— start of Raw data —

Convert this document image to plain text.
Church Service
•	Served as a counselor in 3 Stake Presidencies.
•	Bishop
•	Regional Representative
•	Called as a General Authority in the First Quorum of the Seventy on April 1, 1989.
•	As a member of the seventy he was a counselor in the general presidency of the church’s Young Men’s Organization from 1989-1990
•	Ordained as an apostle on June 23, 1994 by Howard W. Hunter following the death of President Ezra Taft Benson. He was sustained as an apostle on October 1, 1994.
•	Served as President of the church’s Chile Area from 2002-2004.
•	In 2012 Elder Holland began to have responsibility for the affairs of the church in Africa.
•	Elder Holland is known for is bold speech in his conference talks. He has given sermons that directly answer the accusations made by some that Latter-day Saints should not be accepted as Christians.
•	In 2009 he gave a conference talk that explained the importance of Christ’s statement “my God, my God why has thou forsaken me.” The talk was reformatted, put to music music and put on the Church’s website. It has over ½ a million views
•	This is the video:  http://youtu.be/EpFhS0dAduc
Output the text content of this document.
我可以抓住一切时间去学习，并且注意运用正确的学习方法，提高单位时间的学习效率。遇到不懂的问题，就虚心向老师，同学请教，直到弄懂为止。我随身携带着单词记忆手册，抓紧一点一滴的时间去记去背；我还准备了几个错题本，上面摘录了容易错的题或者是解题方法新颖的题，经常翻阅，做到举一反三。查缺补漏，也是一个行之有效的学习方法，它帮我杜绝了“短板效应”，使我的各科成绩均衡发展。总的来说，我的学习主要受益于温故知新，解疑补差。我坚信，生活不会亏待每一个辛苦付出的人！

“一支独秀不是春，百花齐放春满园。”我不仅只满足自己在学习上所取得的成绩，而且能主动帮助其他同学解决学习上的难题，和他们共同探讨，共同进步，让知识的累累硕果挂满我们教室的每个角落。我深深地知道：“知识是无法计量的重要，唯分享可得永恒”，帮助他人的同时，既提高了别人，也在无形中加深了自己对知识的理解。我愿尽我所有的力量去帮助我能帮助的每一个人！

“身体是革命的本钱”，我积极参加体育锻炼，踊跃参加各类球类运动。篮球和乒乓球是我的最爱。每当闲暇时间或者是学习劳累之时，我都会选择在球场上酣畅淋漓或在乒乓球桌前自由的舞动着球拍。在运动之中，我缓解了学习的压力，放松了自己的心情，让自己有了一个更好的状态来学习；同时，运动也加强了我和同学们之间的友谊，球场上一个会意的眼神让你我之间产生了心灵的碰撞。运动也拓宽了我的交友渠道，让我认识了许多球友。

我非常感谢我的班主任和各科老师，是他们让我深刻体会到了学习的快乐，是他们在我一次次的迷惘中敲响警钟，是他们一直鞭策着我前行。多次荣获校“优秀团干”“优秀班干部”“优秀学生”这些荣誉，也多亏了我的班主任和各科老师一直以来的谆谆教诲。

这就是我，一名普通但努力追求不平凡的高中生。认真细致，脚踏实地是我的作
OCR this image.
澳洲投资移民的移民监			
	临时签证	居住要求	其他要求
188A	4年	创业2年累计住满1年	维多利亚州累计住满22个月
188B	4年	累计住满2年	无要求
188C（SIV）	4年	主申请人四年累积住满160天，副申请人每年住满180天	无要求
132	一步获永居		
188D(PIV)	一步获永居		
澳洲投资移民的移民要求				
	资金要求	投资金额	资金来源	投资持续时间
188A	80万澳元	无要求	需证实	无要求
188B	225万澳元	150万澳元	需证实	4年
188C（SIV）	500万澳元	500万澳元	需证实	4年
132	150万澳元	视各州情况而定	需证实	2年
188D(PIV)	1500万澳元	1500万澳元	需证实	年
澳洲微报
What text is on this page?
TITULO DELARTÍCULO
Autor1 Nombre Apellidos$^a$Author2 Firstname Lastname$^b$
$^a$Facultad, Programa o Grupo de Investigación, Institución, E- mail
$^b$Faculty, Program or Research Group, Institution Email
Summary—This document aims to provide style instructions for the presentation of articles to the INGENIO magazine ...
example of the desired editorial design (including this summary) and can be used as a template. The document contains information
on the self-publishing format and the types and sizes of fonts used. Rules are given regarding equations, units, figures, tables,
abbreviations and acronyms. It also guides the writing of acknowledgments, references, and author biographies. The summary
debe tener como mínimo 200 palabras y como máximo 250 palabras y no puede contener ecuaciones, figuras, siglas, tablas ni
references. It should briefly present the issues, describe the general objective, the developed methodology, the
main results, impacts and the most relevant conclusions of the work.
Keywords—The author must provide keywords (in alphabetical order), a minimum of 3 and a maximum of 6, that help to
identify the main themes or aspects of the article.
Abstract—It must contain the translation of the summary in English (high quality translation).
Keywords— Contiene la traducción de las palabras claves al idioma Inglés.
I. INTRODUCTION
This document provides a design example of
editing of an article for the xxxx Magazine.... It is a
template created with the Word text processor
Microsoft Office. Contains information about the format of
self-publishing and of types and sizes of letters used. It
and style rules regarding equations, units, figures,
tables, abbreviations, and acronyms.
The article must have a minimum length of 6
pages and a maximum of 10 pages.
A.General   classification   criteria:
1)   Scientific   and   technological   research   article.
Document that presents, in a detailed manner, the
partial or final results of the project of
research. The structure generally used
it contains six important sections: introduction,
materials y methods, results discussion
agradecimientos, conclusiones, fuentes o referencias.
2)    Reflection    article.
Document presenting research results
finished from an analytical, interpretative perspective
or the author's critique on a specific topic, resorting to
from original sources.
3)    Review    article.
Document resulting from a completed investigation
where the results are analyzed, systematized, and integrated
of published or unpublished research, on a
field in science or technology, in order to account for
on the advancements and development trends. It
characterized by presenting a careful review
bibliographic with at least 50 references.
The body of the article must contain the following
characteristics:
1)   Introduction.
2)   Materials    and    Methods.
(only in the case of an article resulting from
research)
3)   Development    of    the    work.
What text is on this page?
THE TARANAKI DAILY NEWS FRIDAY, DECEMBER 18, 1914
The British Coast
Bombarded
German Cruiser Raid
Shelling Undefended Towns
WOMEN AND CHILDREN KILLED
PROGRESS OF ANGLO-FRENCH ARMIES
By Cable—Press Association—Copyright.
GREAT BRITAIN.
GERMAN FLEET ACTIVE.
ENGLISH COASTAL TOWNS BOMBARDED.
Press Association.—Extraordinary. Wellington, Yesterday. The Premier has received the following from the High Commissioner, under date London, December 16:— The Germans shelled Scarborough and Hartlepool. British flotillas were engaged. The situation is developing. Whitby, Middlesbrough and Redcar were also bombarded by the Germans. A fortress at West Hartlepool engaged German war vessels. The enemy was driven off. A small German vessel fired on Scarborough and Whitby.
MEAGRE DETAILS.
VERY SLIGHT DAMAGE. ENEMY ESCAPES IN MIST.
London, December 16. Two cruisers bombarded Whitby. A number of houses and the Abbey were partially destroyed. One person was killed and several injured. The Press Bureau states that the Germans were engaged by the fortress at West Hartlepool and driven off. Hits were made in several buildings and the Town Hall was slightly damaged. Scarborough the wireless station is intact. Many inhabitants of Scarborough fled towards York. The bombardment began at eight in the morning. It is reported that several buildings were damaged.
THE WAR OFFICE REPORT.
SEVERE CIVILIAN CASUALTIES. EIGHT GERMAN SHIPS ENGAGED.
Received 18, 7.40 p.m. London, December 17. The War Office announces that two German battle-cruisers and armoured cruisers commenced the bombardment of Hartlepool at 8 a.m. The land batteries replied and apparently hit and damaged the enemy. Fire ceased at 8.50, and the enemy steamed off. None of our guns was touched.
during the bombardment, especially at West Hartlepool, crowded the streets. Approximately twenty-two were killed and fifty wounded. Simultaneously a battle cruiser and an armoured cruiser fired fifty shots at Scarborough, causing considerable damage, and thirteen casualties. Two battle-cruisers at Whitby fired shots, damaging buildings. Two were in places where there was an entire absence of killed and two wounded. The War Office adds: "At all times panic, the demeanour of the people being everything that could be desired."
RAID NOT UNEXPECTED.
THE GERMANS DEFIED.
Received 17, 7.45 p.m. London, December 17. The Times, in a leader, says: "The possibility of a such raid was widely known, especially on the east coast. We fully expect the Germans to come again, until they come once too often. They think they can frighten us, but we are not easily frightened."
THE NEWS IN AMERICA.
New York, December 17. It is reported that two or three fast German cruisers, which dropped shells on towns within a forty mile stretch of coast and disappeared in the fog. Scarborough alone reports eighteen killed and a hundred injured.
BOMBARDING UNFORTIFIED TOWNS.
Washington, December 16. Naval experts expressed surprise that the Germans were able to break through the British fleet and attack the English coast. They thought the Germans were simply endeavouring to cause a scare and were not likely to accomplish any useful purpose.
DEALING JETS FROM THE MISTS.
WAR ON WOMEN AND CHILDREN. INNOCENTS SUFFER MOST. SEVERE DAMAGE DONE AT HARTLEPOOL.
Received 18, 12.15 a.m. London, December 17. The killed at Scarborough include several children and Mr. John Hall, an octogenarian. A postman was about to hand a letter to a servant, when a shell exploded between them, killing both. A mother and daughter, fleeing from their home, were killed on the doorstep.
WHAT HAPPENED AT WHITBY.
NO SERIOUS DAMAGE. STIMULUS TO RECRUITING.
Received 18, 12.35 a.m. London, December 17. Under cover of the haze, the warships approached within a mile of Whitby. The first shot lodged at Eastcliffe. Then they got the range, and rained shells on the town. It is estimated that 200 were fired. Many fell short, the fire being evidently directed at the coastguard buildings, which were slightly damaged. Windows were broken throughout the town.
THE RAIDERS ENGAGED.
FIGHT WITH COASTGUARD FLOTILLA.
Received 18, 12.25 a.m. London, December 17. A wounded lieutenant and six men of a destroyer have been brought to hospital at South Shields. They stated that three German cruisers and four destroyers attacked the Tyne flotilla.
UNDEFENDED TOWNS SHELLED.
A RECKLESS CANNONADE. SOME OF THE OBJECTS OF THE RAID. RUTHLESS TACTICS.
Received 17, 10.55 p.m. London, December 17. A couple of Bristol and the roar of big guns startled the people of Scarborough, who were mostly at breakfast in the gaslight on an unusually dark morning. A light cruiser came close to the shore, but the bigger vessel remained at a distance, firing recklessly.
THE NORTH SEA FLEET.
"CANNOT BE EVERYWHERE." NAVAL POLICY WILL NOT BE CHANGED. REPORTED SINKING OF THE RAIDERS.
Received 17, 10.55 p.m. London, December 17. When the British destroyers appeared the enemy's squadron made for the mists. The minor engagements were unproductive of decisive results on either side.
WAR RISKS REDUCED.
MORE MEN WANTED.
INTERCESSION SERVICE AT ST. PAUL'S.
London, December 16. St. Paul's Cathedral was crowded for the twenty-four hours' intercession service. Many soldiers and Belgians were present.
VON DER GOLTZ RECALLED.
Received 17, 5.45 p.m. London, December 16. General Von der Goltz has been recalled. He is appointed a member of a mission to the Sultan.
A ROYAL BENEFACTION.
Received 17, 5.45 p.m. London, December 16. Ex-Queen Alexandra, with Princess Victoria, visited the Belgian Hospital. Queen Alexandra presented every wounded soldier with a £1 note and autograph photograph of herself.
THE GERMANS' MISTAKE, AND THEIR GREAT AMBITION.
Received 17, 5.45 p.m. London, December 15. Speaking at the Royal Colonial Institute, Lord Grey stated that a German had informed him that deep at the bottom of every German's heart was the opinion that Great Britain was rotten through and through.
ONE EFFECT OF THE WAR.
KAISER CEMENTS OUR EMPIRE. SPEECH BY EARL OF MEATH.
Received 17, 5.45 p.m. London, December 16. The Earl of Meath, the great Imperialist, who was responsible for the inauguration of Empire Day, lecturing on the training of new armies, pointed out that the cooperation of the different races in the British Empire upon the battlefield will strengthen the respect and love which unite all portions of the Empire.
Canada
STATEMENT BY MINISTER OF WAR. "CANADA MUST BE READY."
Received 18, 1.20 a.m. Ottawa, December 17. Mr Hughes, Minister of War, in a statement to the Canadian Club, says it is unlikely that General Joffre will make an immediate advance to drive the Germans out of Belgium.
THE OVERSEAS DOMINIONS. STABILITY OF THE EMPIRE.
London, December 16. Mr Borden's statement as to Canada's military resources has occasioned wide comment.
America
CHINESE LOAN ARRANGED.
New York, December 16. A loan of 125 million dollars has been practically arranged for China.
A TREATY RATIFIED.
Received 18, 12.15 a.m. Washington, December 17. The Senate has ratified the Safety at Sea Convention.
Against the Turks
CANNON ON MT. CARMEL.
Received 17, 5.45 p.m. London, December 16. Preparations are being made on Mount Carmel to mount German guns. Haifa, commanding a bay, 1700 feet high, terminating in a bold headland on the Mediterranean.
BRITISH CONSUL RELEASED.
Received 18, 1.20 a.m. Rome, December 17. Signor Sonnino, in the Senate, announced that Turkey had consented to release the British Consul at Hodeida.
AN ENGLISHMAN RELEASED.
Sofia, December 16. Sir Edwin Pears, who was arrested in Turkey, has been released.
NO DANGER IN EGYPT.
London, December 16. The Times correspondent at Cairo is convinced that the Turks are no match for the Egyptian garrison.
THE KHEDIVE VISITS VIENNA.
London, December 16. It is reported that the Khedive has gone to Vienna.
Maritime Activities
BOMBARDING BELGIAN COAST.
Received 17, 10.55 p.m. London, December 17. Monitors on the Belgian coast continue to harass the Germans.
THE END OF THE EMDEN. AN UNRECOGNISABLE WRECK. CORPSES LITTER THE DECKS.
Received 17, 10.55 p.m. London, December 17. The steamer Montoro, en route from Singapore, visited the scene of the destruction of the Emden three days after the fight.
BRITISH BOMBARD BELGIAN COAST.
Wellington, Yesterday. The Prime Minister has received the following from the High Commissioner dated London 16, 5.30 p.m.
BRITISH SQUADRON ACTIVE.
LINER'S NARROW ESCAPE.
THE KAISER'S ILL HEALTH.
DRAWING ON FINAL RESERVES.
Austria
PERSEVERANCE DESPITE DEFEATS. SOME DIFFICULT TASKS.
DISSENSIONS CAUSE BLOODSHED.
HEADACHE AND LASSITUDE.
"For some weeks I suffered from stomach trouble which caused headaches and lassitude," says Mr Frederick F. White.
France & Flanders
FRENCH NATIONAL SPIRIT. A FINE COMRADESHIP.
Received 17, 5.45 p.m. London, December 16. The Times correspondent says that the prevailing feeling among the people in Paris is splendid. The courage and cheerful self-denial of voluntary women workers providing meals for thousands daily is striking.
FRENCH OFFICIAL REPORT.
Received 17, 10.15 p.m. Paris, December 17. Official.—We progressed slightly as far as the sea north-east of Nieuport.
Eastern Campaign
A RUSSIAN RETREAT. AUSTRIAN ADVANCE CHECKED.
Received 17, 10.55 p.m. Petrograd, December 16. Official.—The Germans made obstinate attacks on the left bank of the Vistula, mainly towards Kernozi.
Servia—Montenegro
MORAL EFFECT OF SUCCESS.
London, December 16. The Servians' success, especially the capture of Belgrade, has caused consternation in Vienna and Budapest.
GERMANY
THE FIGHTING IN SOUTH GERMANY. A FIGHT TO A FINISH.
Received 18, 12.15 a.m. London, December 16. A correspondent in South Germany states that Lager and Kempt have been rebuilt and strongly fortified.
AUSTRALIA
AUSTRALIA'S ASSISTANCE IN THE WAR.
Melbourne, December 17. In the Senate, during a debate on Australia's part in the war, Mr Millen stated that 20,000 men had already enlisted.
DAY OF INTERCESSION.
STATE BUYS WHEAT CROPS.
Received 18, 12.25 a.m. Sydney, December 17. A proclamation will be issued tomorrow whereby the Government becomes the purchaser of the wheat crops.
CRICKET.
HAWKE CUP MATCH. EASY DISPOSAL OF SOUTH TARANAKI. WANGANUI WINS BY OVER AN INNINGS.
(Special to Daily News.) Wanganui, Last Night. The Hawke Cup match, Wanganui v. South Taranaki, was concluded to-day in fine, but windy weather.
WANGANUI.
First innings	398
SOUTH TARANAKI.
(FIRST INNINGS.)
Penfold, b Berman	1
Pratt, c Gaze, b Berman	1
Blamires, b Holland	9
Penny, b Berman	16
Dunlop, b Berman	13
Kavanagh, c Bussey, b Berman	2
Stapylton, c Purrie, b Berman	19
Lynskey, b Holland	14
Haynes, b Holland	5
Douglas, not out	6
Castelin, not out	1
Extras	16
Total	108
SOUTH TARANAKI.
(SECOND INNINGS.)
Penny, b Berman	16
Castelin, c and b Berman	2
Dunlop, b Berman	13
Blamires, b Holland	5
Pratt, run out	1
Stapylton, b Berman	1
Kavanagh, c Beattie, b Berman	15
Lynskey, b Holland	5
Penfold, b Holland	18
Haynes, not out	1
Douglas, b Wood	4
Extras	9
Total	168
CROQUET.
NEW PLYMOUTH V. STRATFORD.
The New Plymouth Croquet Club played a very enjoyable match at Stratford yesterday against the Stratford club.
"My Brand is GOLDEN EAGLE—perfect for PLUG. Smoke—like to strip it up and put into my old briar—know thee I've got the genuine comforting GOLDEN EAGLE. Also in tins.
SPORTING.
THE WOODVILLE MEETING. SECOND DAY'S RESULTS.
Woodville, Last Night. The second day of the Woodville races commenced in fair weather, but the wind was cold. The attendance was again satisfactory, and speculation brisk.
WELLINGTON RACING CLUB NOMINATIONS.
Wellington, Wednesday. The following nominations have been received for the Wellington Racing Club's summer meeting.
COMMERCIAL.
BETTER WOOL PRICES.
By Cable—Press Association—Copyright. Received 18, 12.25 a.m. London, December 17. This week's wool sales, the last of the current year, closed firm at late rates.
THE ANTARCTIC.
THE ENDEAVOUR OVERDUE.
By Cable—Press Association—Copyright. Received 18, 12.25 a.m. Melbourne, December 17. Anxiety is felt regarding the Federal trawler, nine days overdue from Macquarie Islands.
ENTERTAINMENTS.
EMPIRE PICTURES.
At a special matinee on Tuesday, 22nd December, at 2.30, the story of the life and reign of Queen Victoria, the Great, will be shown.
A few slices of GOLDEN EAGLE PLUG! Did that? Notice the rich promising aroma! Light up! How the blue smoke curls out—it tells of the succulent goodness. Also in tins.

— end of Raw data —

Job:
Gather up, from the records above, each line where the word "destroyers" appears.

Result of this task:
Received 18, 12.25 a.m. London, December 17. A wounded lieutenant and six men of a destroyer have been brought to hospital at South Shields. They stated that three German cruisers and four destroyers attacked the Tyne flotilla.
Received 17, 10.55 p.m. London, December 17. When the British destroyers appeared the enemy's squadron made for the mists. The minor engagements were unproductive of decisive results on either side.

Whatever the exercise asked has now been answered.